In how many lines does the string "icon" appear? Answer with the number only.
-------
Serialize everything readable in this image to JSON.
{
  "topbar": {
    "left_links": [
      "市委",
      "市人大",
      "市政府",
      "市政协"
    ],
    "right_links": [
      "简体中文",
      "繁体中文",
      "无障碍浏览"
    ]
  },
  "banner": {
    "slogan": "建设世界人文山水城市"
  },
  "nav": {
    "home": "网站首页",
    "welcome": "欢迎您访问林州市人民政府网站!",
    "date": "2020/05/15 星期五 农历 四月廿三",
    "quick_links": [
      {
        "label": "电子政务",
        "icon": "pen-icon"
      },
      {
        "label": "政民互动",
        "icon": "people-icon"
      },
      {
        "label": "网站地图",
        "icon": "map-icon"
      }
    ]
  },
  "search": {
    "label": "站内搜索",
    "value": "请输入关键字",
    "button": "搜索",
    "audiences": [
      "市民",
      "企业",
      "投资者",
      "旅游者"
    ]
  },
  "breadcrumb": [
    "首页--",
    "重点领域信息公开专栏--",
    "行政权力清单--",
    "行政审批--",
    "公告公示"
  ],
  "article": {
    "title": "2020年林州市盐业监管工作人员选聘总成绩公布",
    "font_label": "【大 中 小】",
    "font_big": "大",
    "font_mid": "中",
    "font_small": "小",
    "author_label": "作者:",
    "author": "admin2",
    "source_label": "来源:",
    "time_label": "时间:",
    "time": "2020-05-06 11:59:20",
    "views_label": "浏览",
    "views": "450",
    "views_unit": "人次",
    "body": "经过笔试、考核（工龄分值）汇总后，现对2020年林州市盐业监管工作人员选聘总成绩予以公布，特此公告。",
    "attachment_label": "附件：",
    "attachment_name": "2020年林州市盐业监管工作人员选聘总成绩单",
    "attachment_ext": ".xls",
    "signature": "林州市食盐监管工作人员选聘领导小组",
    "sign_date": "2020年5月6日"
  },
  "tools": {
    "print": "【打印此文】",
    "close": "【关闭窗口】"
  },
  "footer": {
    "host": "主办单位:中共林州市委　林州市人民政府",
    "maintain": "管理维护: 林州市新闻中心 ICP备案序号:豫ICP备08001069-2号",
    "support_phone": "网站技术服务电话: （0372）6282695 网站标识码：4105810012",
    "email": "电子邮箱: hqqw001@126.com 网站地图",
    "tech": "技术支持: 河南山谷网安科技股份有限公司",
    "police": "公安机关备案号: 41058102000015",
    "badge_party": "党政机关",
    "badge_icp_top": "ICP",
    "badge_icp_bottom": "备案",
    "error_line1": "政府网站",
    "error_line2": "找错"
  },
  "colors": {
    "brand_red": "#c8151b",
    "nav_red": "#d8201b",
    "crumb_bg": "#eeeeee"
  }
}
-------
• [Task solution]
3